(Items from a data source)
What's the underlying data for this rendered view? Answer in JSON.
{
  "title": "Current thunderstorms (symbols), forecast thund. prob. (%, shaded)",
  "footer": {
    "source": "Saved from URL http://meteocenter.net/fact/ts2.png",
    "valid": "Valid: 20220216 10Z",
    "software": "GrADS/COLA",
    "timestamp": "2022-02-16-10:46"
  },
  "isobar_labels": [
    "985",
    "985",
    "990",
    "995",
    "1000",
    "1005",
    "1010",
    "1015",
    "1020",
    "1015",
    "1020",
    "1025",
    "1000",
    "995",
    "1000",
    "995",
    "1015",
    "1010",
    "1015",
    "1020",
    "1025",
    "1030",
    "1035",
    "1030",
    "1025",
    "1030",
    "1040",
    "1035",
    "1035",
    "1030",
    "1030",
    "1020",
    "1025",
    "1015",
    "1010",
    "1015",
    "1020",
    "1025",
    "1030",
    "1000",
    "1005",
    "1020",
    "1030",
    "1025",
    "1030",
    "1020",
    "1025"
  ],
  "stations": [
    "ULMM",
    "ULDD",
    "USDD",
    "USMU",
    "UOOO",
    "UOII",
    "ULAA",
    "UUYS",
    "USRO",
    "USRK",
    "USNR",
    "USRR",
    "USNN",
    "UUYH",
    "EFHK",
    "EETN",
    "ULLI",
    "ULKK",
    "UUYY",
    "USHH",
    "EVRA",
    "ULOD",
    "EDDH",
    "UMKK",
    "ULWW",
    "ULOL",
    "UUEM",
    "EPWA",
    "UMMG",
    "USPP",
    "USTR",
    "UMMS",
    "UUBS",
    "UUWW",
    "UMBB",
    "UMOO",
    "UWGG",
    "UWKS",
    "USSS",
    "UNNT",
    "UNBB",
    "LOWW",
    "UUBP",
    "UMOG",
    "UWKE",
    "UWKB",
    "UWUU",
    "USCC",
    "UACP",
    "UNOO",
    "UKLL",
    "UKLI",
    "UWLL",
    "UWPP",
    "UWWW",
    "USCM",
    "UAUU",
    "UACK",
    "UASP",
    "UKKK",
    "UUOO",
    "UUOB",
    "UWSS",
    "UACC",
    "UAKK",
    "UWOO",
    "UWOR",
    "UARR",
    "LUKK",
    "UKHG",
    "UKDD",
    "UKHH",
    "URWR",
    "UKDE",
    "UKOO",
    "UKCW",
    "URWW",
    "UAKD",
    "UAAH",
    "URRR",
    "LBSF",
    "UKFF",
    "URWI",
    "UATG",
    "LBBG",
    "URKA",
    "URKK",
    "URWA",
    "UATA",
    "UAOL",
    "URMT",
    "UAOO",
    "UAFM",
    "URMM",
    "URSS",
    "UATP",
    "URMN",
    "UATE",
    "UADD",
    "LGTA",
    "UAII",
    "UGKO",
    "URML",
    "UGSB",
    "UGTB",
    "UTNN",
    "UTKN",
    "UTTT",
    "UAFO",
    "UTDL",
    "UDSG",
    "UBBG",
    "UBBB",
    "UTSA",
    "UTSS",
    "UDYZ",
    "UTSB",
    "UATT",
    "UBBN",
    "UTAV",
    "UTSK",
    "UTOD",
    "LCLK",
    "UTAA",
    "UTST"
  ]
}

* **INSTRUCTION**
Every record above should be copied exactly.

* **CORRECT RESPONSE**
What's the underlying data for this rendered view? Answer in JSON.
{
  "title": "Current thunderstorms (symbols), forecast thund. prob. (%, shaded)",
  "footer": {
    "source": "Saved from URL http://meteocenter.net/fact/ts2.png",
    "valid": "Valid: 20220216 10Z",
    "software": "GrADS/COLA",
    "timestamp": "2022-02-16-10:46"
  },
  "isobar_labels": [
    "985",
    "985",
    "990",
    "995",
    "1000",
    "1005",
    "1010",
    "1015",
    "1020",
    "1015",
    "1020",
    "1025",
    "1000",
    "995",
    "1000",
    "995",
    "1015",
    "1010",
    "1015",
    "1020",
    "1025",
    "1030",
    "1035",
    "1030",
    "1025",
    "1030",
    "1040",
    "1035",
    "1035",
    "1030",
    "1030",
    "1020",
    "1025",
    "1015",
    "1010",
    "1015",
    "1020",
    "1025",
    "1030",
    "1000",
    "1005",
    "1020",
    "1030",
    "1025",
    "1030",
    "1020",
    "1025"
  ],
  "stations": [
    "ULMM",
    "ULDD",
    "USDD",
    "USMU",
    "UOOO",
    "UOII",
    "ULAA",
    "UUYS",
    "USRO",
    "USRK",
    "USNR",
    "USRR",
    "USNN",
    "UUYH",
    "EFHK",
    "EETN",
    "ULLI",
    "ULKK",
    "UUYY",
    "USHH",
    "EVRA",
    "ULOD",
    "EDDH",
    "UMKK",
    "ULWW",
    "ULOL",
    "UUEM",
    "EPWA",
    "UMMG",
    "USPP",
    "USTR",
    "UMMS",
    "UUBS",
    "UUWW",
    "UMBB",
    "UMOO",
    "UWGG",
    "UWKS",
    "USSS",
    "UNNT",
    "UNBB",
    "LOWW",
    "UUBP",
    "UMOG",
    "UWKE",
    "UWKB",
    "UWUU",
    "USCC",
    "UACP",
    "UNOO",
    "UKLL",
    "UKLI",
    "UWLL",
    "UWPP",
    "UWWW",
    "USCM",
    "UAUU",
    "UACK",
    "UASP",
    "UKKK",
    "UUOO",
    "UUOB",
    "UWSS",
    "UACC",
    "UAKK",
    "UWOO",
    "UWOR",
    "UARR",
    "LUKK",
    "UKHG",
    "UKDD",
    "UKHH",
    "URWR",
    "UKDE",
    "UKOO",
    "UKCW",
    "URWW",
    "UAKD",
    "UAAH",
    "URRR",
    "LBSF",
    "UKFF",
    "URWI",
    "UATG",
    "LBBG",
    "URKA",
    "URKK",
    "URWA",
    "UATA",
    "UAOL",
    "URMT",
    "UAOO",
    "UAFM",
    "URMM",
    "URSS",
    "UATP",
    "URMN",
    "UATE",
    "UADD",
    "LGTA",
    "UAII",
    "UGKO",
    "URML",
    "UGSB",
    "UGTB",
    "UTNN",
    "UTKN",
    "UTTT",
    "UAFO",
    "UTDL",
    "UDSG",
    "UBBG",
    "UBBB",
    "UTSA",
    "UTSS",
    "UDYZ",
    "UTSB",
    "UATT",
    "UBBN",
    "UTAV",
    "UTSK",
    "UTOD",
    "LCLK",
    "UTAA",
    "UTST"
  ]
}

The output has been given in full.